Task prompt
Continue the geology passage on the Teresina Formation of the Paraná Basin, picking up after its last sentence.

Selection
+++++

Milani (1997) considers the Passa Dois Group to be part of the Carboniferous-Eopaleozoic Supersequence that he named Gondwana I. According to Milani et al. (2007), the Gondwana I Supersequence represents a complete transgressive-regressive cycle, with peak transgression in the Artinskian and regression at the entrance of continental depositional systems in the Triassic. These authors indicate that the intracratonic nature of the basin was established in the Gondwana I Supersequence, with the progressive closure of marine connections to the west and confinement in the arid continental environment of the Mesozoic.

A progressive continentalization occurred in the Paraná Basin region during the Permian, which is represented by the Passa Dois Group (Ferreira-Oliveira and Rohn, 2010).

According to the CPRM (2006), the Teresina Formation is composed of argillites, siltites, and dark gray to greenish, very fine, and fine sandstones of tabular or lenticular geometry. The IPT (1981) describes the same formation as alternating layers of shales, argillites, siltites, and localized fine sandstones and, in the upper portion of the unit, layers of limestone and chert.

The fossiliferous assemblage present in the Teresina Formation comprises sponges (spicules), ostracods, ichthyofossils, coprolites, probable biogenic fragments, charophyte oogonia, bivalves, and stromatolites (Maranhão and Petri, 1996) and conifer (Fanton et al., 2006). Various authors have discussed whether the Teresina Formation is marine or non-marine in nature due to the absence of typically marine fossils (IPT, 1981; CPRM, 2006). The high rate of recovery of ostracods in the Teresina Formation indicates a shallow-water environment, with greater availability of carbonate and stable conditions in terms of temperature and oxygenation (Maranhão and Petri, 1996). The bivalves of the Teresina Formation do not show morphofunctional characteristics that allow them to be classified as exclusively fresh water (Ghilardi and Simões, 2002). The epidermal characteristics of Krauselcladus, a conifer found in the upper Teresina Formation in South Brazil, indicates arid climatic conditions on the continent (Fanton et al., 2006).

Figure 1Despite a lack of consensus regarding the age of the Teresina Formation, it is positioned between the mid- and lower Permian (Figure 1). A recent U-Pb zircon dating of the Serrinha Member (upper portion of the Passa Dois Group) indicated an age of 266.3±4.6 Ma (Rocha-Campos et al., 2009), placing the Teresina Formation in more ancient periods.

+++++

Data

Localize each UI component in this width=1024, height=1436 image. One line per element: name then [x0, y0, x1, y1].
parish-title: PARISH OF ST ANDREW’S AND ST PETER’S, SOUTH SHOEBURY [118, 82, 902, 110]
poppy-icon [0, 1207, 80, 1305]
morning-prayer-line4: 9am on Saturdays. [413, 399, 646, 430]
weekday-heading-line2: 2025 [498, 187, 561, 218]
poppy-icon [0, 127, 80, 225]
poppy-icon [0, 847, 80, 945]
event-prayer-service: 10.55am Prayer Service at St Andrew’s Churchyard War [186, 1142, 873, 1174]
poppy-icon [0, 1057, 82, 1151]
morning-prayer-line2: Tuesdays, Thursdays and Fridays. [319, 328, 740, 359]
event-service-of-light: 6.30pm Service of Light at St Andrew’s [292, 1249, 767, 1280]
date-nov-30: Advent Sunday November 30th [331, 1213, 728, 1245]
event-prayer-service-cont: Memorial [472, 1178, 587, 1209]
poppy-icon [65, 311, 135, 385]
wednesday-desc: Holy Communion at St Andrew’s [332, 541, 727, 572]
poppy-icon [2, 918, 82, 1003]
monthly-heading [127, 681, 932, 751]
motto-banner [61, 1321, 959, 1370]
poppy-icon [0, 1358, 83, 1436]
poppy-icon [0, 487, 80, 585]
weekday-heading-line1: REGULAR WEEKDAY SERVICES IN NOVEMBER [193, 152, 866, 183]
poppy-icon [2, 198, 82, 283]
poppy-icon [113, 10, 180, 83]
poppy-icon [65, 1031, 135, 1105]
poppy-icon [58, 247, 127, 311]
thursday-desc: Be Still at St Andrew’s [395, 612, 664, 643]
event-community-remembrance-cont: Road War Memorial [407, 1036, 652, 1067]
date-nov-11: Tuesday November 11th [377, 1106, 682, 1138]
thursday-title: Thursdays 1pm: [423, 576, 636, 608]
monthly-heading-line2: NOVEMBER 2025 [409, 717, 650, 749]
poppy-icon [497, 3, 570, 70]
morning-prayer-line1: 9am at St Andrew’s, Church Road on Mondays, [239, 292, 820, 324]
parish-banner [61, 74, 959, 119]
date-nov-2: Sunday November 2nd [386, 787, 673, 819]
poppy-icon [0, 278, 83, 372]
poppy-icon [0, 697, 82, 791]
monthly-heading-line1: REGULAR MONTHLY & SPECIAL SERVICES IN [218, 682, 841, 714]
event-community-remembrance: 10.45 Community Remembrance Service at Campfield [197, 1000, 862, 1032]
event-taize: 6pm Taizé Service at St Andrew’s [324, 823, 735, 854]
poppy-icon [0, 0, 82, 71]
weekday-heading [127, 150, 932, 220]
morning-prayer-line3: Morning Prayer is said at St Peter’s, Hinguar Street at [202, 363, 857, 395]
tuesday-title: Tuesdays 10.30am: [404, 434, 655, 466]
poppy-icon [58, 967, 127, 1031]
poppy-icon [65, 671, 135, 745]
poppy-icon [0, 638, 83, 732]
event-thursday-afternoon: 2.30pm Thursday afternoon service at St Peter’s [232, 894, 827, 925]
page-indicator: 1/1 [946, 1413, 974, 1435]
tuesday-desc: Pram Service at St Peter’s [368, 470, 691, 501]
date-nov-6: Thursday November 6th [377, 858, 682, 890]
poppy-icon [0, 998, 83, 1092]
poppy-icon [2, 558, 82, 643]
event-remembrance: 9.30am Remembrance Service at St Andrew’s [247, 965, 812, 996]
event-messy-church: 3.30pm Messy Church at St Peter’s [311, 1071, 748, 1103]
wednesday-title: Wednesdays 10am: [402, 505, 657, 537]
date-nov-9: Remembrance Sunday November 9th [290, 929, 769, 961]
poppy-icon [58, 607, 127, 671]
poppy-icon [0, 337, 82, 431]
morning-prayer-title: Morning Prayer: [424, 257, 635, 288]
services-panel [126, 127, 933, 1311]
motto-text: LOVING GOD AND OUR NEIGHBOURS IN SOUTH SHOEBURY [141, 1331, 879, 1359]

+++++

Response for this exercise
In the Angatuba region, there are outcrops of rocks of the Teresina Formation (IPT, 1981; CPRM, 2006), which, in conjunction with the Serra Alta and Rio do Rasto Formations, comprise the basal portion of the Paraná Basin Passa Dois Group (Figure 2). In addition to the Teresina Formation, there are outcrops of Permian rocks of the Guatá Group (Tatuí Formation), together with Mesozoic rocks of the São Bento Group (Pirambóia and Serra Geral Formations) (CPRM, 2006).

Mendes (1962) positioned the Angatuba fossiliferous assemblage in the Pinzonella illusa-Plesiocuprinella carinata biozone and interpreted the paleoenvironment as non-marine, with wave-agitated waters. Fúlfaro (1970) found the presence of only one species, Pinzonella illusa, in deposits at the former Angatuba municipal slaughterhouse. At other fossiliferous sites in the Angatuba region, Pinzonella illusa, Holdhausiella elongata, Casterella gratiosa, Cowperesia camposi, Terraia aequilateralis, Favalia arcuata, Angatubia cowperesioides and Ferrazia cardinalis occur in silicified levels and coquina beds (Fúlfaro, 1970).

Two phytal ostracod assemblages that are characterized by elongated, smooth and poorly calcified carapaces and associated with microbial mats have been described in surface outcrops located in the Fazenda Monte Alegre region and are associated with the development of algae in the environment (Maranhão and Petri, 1996).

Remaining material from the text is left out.